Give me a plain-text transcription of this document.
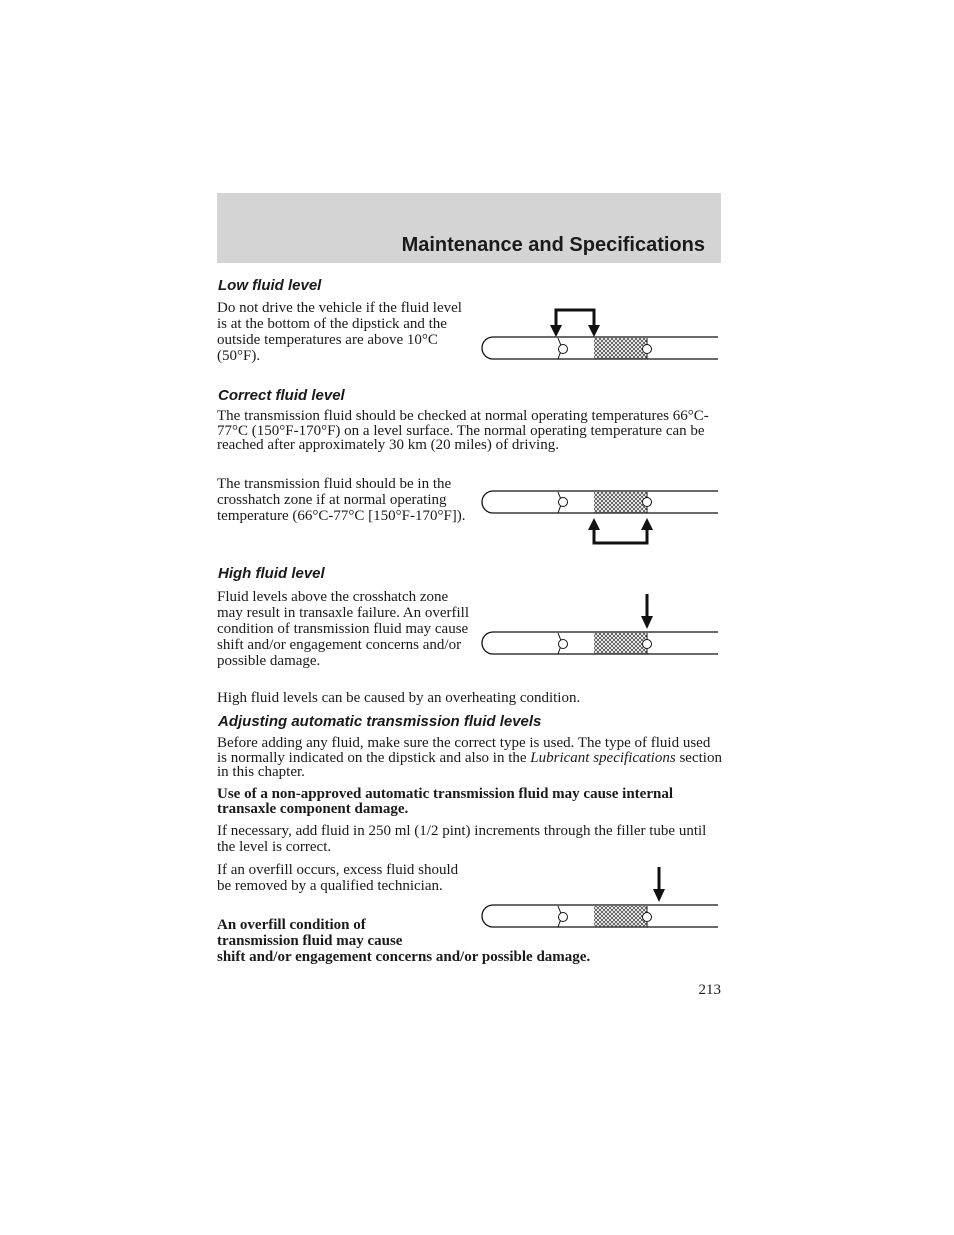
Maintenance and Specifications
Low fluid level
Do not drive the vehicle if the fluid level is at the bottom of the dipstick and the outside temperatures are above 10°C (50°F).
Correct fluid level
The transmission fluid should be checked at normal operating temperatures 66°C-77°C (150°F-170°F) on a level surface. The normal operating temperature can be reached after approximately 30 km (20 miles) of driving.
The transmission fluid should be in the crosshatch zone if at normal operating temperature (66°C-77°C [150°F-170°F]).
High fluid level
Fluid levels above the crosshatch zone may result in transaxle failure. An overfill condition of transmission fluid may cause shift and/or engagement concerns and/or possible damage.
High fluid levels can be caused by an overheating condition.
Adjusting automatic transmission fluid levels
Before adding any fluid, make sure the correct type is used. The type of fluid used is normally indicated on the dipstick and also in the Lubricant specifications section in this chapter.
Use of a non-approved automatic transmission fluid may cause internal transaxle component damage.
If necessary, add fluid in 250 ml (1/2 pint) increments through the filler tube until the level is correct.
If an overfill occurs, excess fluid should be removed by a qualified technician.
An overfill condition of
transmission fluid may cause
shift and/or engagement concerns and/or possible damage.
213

...

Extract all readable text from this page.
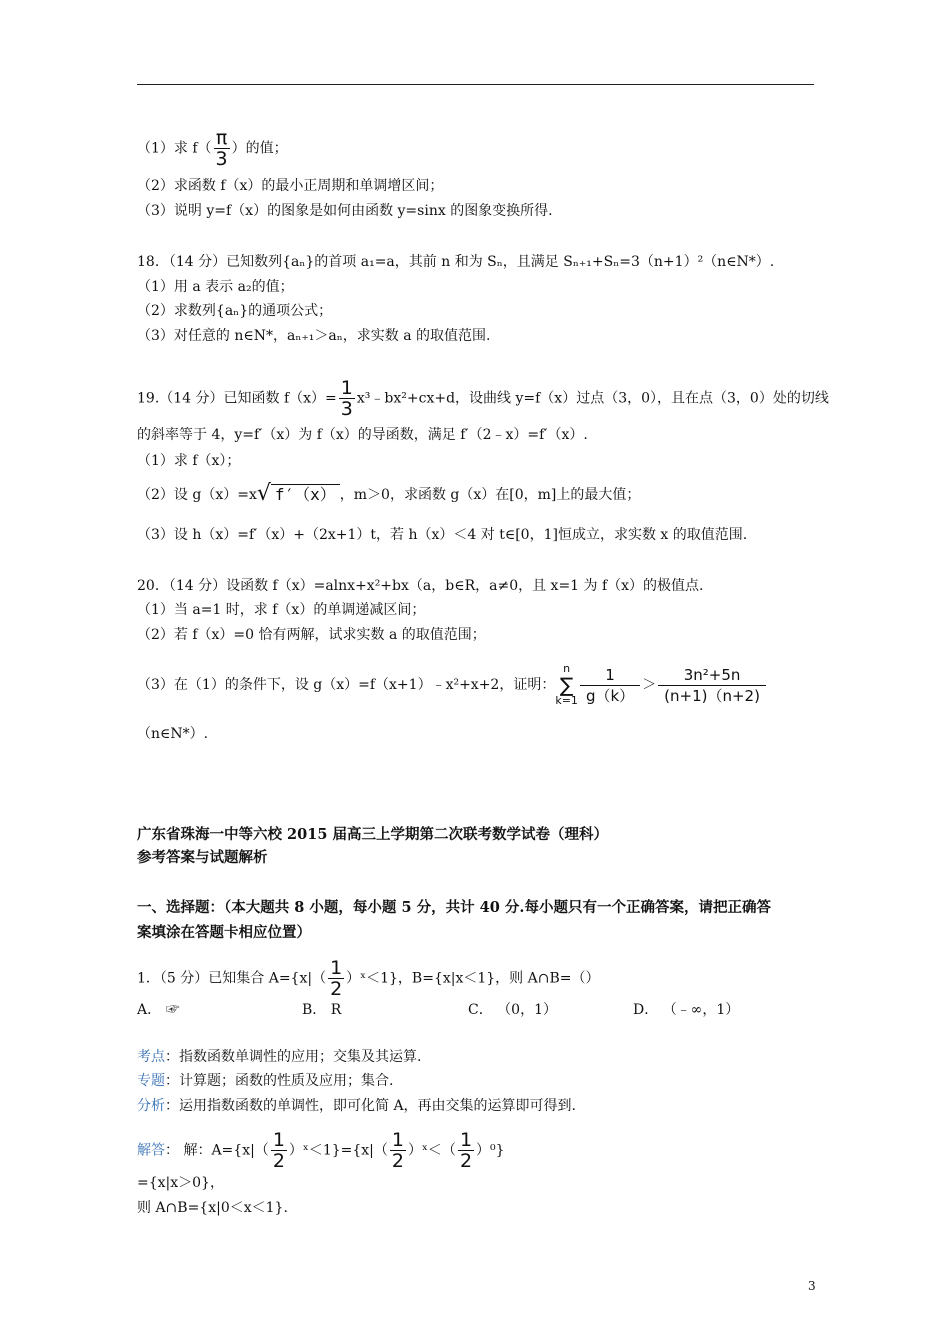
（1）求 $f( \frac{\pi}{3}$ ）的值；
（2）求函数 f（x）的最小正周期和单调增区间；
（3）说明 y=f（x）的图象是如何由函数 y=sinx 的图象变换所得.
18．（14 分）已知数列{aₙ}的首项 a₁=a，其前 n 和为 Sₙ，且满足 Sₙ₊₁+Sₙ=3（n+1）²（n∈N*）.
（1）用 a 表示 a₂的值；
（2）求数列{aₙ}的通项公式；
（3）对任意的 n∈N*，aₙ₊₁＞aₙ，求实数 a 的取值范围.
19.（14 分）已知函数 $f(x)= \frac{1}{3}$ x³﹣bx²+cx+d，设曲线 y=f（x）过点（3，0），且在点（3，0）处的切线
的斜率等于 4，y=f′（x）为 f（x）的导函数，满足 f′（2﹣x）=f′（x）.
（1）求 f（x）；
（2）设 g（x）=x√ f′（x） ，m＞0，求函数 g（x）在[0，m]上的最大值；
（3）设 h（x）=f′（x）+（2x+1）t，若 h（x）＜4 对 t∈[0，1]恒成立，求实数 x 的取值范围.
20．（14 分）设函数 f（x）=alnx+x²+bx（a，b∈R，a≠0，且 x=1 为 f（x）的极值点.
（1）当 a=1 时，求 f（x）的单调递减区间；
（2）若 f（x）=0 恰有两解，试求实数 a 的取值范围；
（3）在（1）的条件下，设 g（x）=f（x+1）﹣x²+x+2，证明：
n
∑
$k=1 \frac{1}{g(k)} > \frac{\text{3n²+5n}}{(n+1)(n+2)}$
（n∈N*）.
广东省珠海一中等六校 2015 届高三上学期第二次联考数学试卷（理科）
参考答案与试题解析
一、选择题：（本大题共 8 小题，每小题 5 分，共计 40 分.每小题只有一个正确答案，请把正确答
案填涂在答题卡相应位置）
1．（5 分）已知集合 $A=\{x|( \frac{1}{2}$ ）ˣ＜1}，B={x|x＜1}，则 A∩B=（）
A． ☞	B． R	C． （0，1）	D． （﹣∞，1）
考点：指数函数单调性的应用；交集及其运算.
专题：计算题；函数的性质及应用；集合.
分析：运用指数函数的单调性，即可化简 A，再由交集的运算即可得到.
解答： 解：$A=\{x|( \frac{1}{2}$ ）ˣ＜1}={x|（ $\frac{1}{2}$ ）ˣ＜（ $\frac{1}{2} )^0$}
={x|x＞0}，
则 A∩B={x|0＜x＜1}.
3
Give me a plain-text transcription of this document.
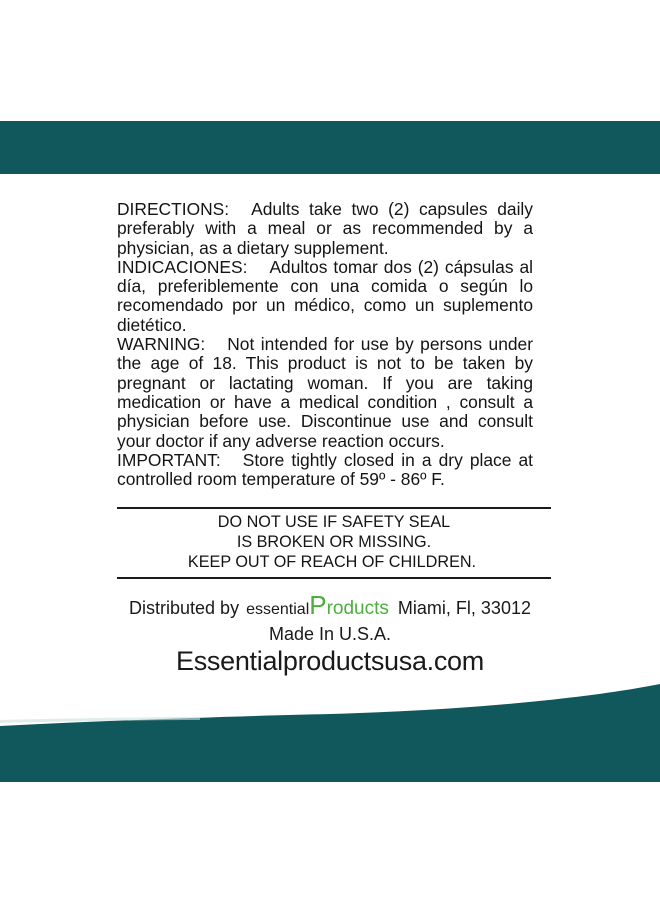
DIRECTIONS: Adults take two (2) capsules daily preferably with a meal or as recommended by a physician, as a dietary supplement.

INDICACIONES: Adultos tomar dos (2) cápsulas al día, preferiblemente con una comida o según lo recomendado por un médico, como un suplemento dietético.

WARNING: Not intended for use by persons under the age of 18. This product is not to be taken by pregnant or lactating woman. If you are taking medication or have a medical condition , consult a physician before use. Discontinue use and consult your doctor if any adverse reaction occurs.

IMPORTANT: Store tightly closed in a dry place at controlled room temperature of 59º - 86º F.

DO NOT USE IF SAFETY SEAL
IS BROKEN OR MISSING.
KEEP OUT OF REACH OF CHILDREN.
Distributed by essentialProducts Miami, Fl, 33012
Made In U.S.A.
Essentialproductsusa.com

What this task involves: Check all the records above and select each line where the string "temperatures" is found.

Solution below:
Do not drive the vehicle if the fluid level is at the bottom of the dipstick and the outside temperatures are above 10°C (50°F).
The transmission fluid should be checked at normal operating temperatures 66°C-77°C (150°F-170°F) on a level surface. The normal operating temperature can be reached after approximately 30 km (20 miles) of driving.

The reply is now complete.